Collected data
(begin)

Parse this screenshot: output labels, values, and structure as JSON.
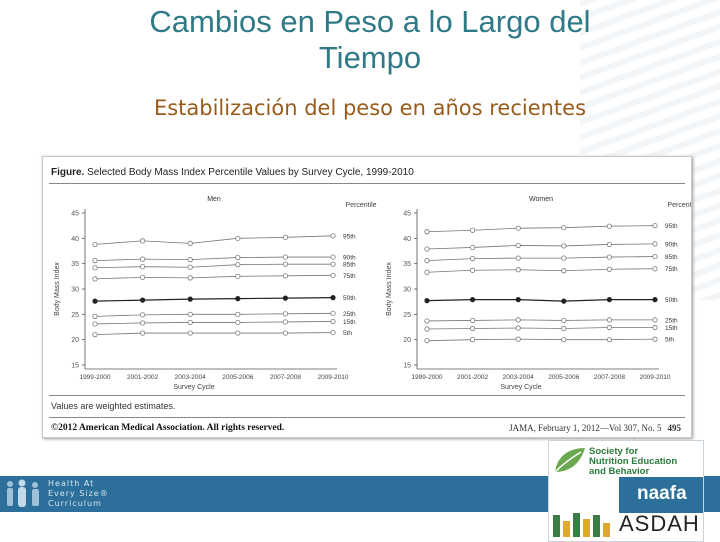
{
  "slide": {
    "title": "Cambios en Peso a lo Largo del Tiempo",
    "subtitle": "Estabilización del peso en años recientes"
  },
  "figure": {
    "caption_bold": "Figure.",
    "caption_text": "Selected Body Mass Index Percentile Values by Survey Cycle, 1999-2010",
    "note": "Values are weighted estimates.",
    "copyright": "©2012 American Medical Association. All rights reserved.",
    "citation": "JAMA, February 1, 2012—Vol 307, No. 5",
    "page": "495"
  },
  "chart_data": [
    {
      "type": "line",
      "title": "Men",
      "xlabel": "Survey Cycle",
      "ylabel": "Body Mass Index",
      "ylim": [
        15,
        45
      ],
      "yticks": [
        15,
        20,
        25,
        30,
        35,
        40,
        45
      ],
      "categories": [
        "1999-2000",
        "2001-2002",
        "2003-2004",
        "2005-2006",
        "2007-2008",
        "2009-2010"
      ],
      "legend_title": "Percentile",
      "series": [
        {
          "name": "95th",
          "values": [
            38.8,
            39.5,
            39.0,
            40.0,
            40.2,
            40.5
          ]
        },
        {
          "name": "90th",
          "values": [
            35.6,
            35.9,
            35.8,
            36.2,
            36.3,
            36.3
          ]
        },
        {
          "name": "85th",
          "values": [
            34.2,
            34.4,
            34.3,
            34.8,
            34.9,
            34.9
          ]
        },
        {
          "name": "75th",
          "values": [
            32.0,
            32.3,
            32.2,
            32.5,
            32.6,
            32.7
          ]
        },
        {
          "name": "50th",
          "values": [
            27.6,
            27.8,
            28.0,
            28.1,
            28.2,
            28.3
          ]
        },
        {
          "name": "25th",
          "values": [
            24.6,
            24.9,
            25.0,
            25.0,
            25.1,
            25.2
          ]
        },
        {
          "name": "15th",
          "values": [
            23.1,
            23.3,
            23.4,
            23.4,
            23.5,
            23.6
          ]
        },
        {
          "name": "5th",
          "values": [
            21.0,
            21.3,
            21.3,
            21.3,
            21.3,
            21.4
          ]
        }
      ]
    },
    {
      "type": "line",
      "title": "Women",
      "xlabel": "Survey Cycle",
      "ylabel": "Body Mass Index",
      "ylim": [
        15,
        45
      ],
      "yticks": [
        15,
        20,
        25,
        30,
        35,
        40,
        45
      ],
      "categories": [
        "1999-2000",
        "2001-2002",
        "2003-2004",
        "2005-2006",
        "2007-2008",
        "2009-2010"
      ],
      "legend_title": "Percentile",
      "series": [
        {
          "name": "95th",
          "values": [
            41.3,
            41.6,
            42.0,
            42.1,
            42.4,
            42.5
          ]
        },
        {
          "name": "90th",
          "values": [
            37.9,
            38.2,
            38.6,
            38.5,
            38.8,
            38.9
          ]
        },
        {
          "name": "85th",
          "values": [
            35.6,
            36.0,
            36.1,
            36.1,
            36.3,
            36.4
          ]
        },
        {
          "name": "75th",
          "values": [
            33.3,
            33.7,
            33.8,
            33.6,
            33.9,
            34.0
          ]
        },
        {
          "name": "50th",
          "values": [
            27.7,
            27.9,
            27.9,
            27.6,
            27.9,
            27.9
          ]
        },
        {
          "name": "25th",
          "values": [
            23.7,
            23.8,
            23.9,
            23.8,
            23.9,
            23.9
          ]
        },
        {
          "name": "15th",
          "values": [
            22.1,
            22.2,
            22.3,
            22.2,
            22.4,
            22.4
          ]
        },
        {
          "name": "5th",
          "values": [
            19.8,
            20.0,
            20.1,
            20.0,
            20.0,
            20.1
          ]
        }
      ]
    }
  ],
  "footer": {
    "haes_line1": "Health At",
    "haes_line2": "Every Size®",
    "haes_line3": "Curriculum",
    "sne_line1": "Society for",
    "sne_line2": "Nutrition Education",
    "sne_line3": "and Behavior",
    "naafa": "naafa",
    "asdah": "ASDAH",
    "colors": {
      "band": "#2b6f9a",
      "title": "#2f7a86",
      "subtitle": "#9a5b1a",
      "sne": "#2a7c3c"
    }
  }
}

(end)

Do this = Repeat all of the data above word for word, minus the pictures.

Complete response =
Parse this screenshot: output labels, values, and structure as JSON.
{
  "slide": {
    "title": "Cambios en Peso a lo Largo del Tiempo",
    "subtitle": "Estabilización del peso en años recientes"
  },
  "figure": {
    "caption_bold": "Figure.",
    "caption_text": "Selected Body Mass Index Percentile Values by Survey Cycle, 1999-2010",
    "note": "Values are weighted estimates.",
    "copyright": "©2012 American Medical Association. All rights reserved.",
    "citation": "JAMA, February 1, 2012—Vol 307, No. 5",
    "page": "495"
  },
  "chart_data": [
    {
      "type": "line",
      "title": "Men",
      "xlabel": "Survey Cycle",
      "ylabel": "Body Mass Index",
      "ylim": [
        15,
        45
      ],
      "yticks": [
        15,
        20,
        25,
        30,
        35,
        40,
        45
      ],
      "categories": [
        "1999-2000",
        "2001-2002",
        "2003-2004",
        "2005-2006",
        "2007-2008",
        "2009-2010"
      ],
      "legend_title": "Percentile",
      "series": [
        {
          "name": "95th",
          "values": [
            38.8,
            39.5,
            39.0,
            40.0,
            40.2,
            40.5
          ]
        },
        {
          "name": "90th",
          "values": [
            35.6,
            35.9,
            35.8,
            36.2,
            36.3,
            36.3
          ]
        },
        {
          "name": "85th",
          "values": [
            34.2,
            34.4,
            34.3,
            34.8,
            34.9,
            34.9
          ]
        },
        {
          "name": "75th",
          "values": [
            32.0,
            32.3,
            32.2,
            32.5,
            32.6,
            32.7
          ]
        },
        {
          "name": "50th",
          "values": [
            27.6,
            27.8,
            28.0,
            28.1,
            28.2,
            28.3
          ]
        },
        {
          "name": "25th",
          "values": [
            24.6,
            24.9,
            25.0,
            25.0,
            25.1,
            25.2
          ]
        },
        {
          "name": "15th",
          "values": [
            23.1,
            23.3,
            23.4,
            23.4,
            23.5,
            23.6
          ]
        },
        {
          "name": "5th",
          "values": [
            21.0,
            21.3,
            21.3,
            21.3,
            21.3,
            21.4
          ]
        }
      ]
    },
    {
      "type": "line",
      "title": "Women",
      "xlabel": "Survey Cycle",
      "ylabel": "Body Mass Index",
      "ylim": [
        15,
        45
      ],
      "yticks": [
        15,
        20,
        25,
        30,
        35,
        40,
        45
      ],
      "categories": [
        "1999-2000",
        "2001-2002",
        "2003-2004",
        "2005-2006",
        "2007-2008",
        "2009-2010"
      ],
      "legend_title": "Percentile",
      "series": [
        {
          "name": "95th",
          "values": [
            41.3,
            41.6,
            42.0,
            42.1,
            42.4,
            42.5
          ]
        },
        {
          "name": "90th",
          "values": [
            37.9,
            38.2,
            38.6,
            38.5,
            38.8,
            38.9
          ]
        },
        {
          "name": "85th",
          "values": [
            35.6,
            36.0,
            36.1,
            36.1,
            36.3,
            36.4
          ]
        },
        {
          "name": "75th",
          "values": [
            33.3,
            33.7,
            33.8,
            33.6,
            33.9,
            34.0
          ]
        },
        {
          "name": "50th",
          "values": [
            27.7,
            27.9,
            27.9,
            27.6,
            27.9,
            27.9
          ]
        },
        {
          "name": "25th",
          "values": [
            23.7,
            23.8,
            23.9,
            23.8,
            23.9,
            23.9
          ]
        },
        {
          "name": "15th",
          "values": [
            22.1,
            22.2,
            22.3,
            22.2,
            22.4,
            22.4
          ]
        },
        {
          "name": "5th",
          "values": [
            19.8,
            20.0,
            20.1,
            20.0,
            20.0,
            20.1
          ]
        }
      ]
    }
  ],
  "footer": {
    "haes_line1": "Health At",
    "haes_line2": "Every Size®",
    "haes_line3": "Curriculum",
    "sne_line1": "Society for",
    "sne_line2": "Nutrition Education",
    "sne_line3": "and Behavior",
    "naafa": "naafa",
    "asdah": "ASDAH",
    "colors": {
      "band": "#2b6f9a",
      "title": "#2f7a86",
      "subtitle": "#9a5b1a",
      "sne": "#2a7c3c"
    }
  }
}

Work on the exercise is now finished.